(WHAT IS REQUIRED)
Pictures do not belong in the copy, so please give every entry below again exactly.

(Entries with figure data)
· · · ·

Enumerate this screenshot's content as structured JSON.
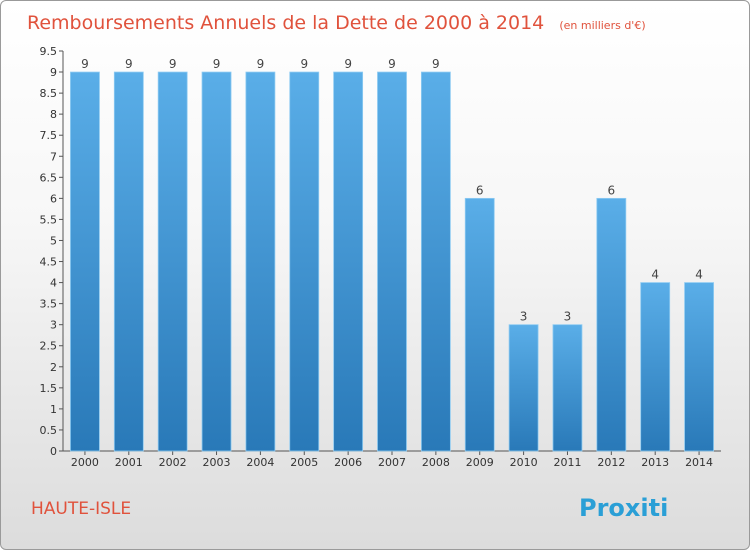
{
  "commune": "HAUTE-ISLE",
  "logo_text": "Proxiti",
  "colors": {
    "bar_top": "#5aaee8",
    "bar_bottom": "#2979b8",
    "title": "#e0523c"
  },
  "chart_data": {
    "type": "bar",
    "title": "Remboursements Annuels de la Dette de 2000 à 2014",
    "subtitle": "(en milliers d'€)",
    "xlabel": "",
    "ylabel": "",
    "categories": [
      "2000",
      "2001",
      "2002",
      "2003",
      "2004",
      "2005",
      "2006",
      "2007",
      "2008",
      "2009",
      "2010",
      "2011",
      "2012",
      "2013",
      "2014"
    ],
    "values": [
      9,
      9,
      9,
      9,
      9,
      9,
      9,
      9,
      9,
      6,
      3,
      3,
      6,
      4,
      4
    ],
    "data_labels": [
      "9",
      "9",
      "9",
      "9",
      "9",
      "9",
      "9",
      "9",
      "9",
      "6",
      "3",
      "3",
      "6",
      "4",
      "4"
    ],
    "ylim": [
      0,
      9.5
    ],
    "yticks": [
      0,
      0.5,
      1,
      1.5,
      2,
      2.5,
      3,
      3.5,
      4,
      4.5,
      5,
      5.5,
      6,
      6.5,
      7,
      7.5,
      8,
      8.5,
      9,
      9.5
    ],
    "ytick_labels": [
      "0",
      "0.5",
      "1",
      "1.5",
      "2",
      "2.5",
      "3",
      "3.5",
      "4",
      "4.5",
      "5",
      "5.5",
      "6",
      "6.5",
      "7",
      "7.5",
      "8",
      "8.5",
      "9",
      "9.5"
    ],
    "grid": false,
    "legend": "none"
  }
}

· · · ·

(OUTPUT OF THE EXERCISE)
Enumerate this screenshot's content as structured JSON.
{
  "commune": "HAUTE-ISLE",
  "logo_text": "Proxiti",
  "colors": {
    "bar_top": "#5aaee8",
    "bar_bottom": "#2979b8",
    "title": "#e0523c"
  },
  "chart_data": {
    "type": "bar",
    "title": "Remboursements Annuels de la Dette de 2000 à 2014",
    "subtitle": "(en milliers d'€)",
    "xlabel": "",
    "ylabel": "",
    "categories": [
      "2000",
      "2001",
      "2002",
      "2003",
      "2004",
      "2005",
      "2006",
      "2007",
      "2008",
      "2009",
      "2010",
      "2011",
      "2012",
      "2013",
      "2014"
    ],
    "values": [
      9,
      9,
      9,
      9,
      9,
      9,
      9,
      9,
      9,
      6,
      3,
      3,
      6,
      4,
      4
    ],
    "data_labels": [
      "9",
      "9",
      "9",
      "9",
      "9",
      "9",
      "9",
      "9",
      "9",
      "6",
      "3",
      "3",
      "6",
      "4",
      "4"
    ],
    "ylim": [
      0,
      9.5
    ],
    "yticks": [
      0,
      0.5,
      1,
      1.5,
      2,
      2.5,
      3,
      3.5,
      4,
      4.5,
      5,
      5.5,
      6,
      6.5,
      7,
      7.5,
      8,
      8.5,
      9,
      9.5
    ],
    "ytick_labels": [
      "0",
      "0.5",
      "1",
      "1.5",
      "2",
      "2.5",
      "3",
      "3.5",
      "4",
      "4.5",
      "5",
      "5.5",
      "6",
      "6.5",
      "7",
      "7.5",
      "8",
      "8.5",
      "9",
      "9.5"
    ],
    "grid": false,
    "legend": "none"
  }
}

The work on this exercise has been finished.